PROBLEM DESCRIPTION: Transcribe each of the records below exactly, excluding all pictures.

DATA ROWS:
-*-*-
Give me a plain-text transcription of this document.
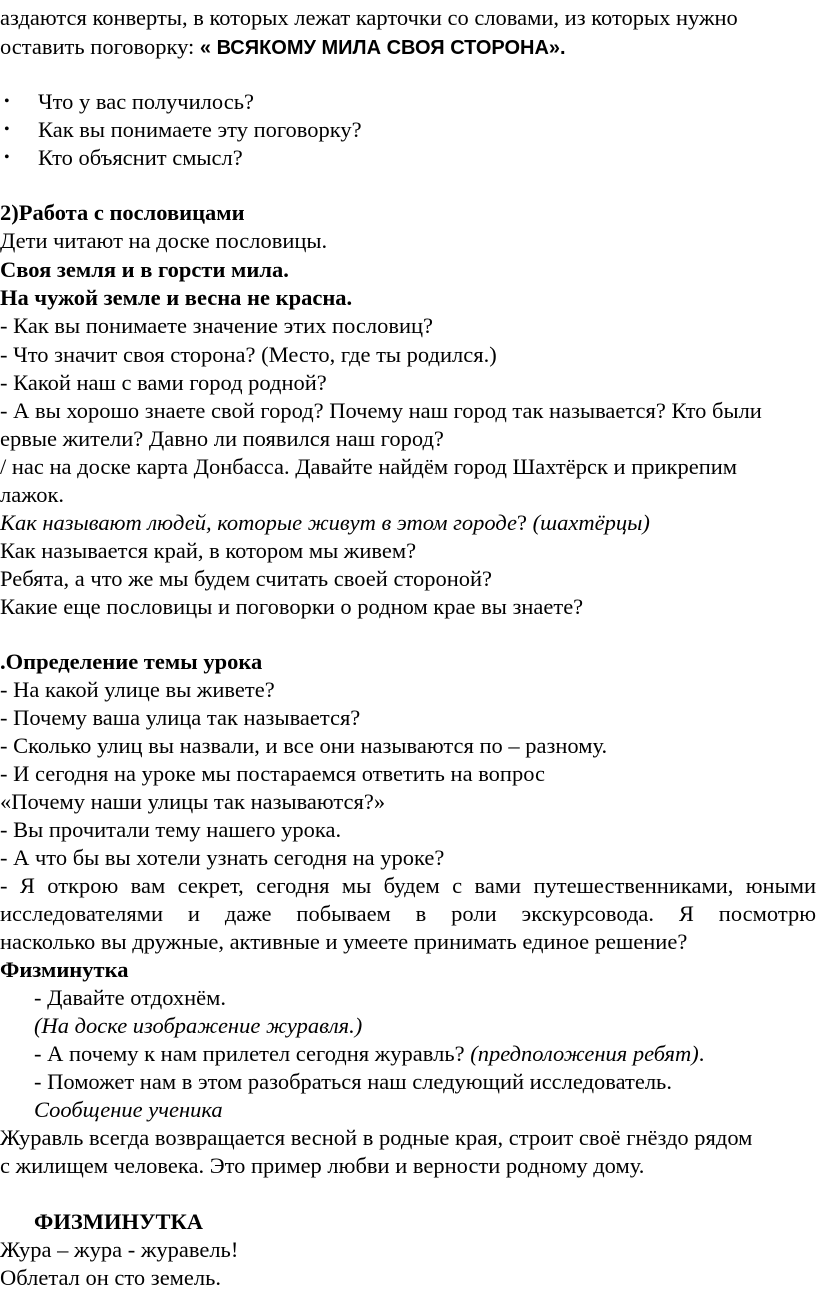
аздаются конверты, в которых лежат карточки со словами, из которых нужно
оставить поговорку: « ВСЯКОМУ МИЛА СВОЯ СТОРОНА».
• Что у вас получилось?
• Как вы понимаете эту поговорку?
• Кто объяснит смысл?
2)Работа с пословицами
Дети читают на доске пословицы.
Своя земля и в горсти мила.
На чужой земле и весна не красна.
- Как вы понимаете значение этих пословиц?
- Что значит своя сторона? (Место, где ты родился.)
- Какой наш с вами город родной?
- А вы хорошо знаете свой город? Почему наш город так называется? Кто были
ервые жители? Давно ли появился наш город?
/ нас на доске карта Донбасса. Давайте найдём город Шахтёрск и прикрепим
лажок.
Как называют людей, которые живут в этом городе? (шахтёрцы)
Как называется край, в котором мы живем?
Ребята, а что же мы будем считать своей стороной?
Какие еще пословицы и поговорки о родном крае вы знаете?
.Определение темы урока
- На какой улице вы живете?
- Почему ваша улица так называется?
- Сколько улиц вы назвали, и все они называются по – разному.
- И сегодня на уроке мы постараемся ответить на вопрос
«Почему наши улицы так называются?»
- Вы прочитали тему нашего урока.
- А что бы вы хотели узнать сегодня на уроке?
- Я открою вам секрет, сегодня мы будем с вами путешественниками, юными
исследователями и даже побываем в роли экскурсовода. Я посмотрю
насколько вы дружные, активные и умеете принимать единое решение?
Физминутка
- Давайте отдохнём.
(На доске изображение журавля.)
- А почему к нам прилетел сегодня журавль? (предположения ребят).
- Поможет нам в этом разобраться наш следующий исследователь.
Сообщение ученика
Журавль всегда возвращается весной в родные края, строит своё гнёздо рядом
с жилищем человека. Это пример любви и верности родному дому.
ФИЗМИНУТКА
Жура – жура - журавель!
Облетал он сто земель.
-*-*-
IN RESPONSE:
Give me a plain-text transcription of this document.
аздаются конверты, в которых лежат карточки со словами, из которых нужно
оставить поговорку: « ВСЯКОМУ МИЛА СВОЯ СТОРОНА».
• Что у вас получилось?
• Как вы понимаете эту поговорку?
• Кто объяснит смысл?
2)Работа с пословицами
Дети читают на доске пословицы.
Своя земля и в горсти мила.
На чужой земле и весна не красна.
- Как вы понимаете значение этих пословиц?
- Что значит своя сторона? (Место, где ты родился.)
- Какой наш с вами город родной?
- А вы хорошо знаете свой город? Почему наш город так называется? Кто были
ервые жители? Давно ли появился наш город?
/ нас на доске карта Донбасса. Давайте найдём город Шахтёрск и прикрепим
лажок.
Как называют людей, которые живут в этом городе? (шахтёрцы)
Как называется край, в котором мы живем?
Ребята, а что же мы будем считать своей стороной?
Какие еще пословицы и поговорки о родном крае вы знаете?
.Определение темы урока
- На какой улице вы живете?
- Почему ваша улица так называется?
- Сколько улиц вы назвали, и все они называются по – разному.
- И сегодня на уроке мы постараемся ответить на вопрос
«Почему наши улицы так называются?»
- Вы прочитали тему нашего урока.
- А что бы вы хотели узнать сегодня на уроке?
- Я открою вам секрет, сегодня мы будем с вами путешественниками, юными
исследователями и даже побываем в роли экскурсовода. Я посмотрю
насколько вы дружные, активные и умеете принимать единое решение?
Физминутка
- Давайте отдохнём.
(На доске изображение журавля.)
- А почему к нам прилетел сегодня журавль? (предположения ребят).
- Поможет нам в этом разобраться наш следующий исследователь.
Сообщение ученика
Журавль всегда возвращается весной в родные края, строит своё гнёздо рядом
с жилищем человека. Это пример любви и верности родному дому.
ФИЗМИНУТКА
Жура – жура - журавель!
Облетал он сто земель.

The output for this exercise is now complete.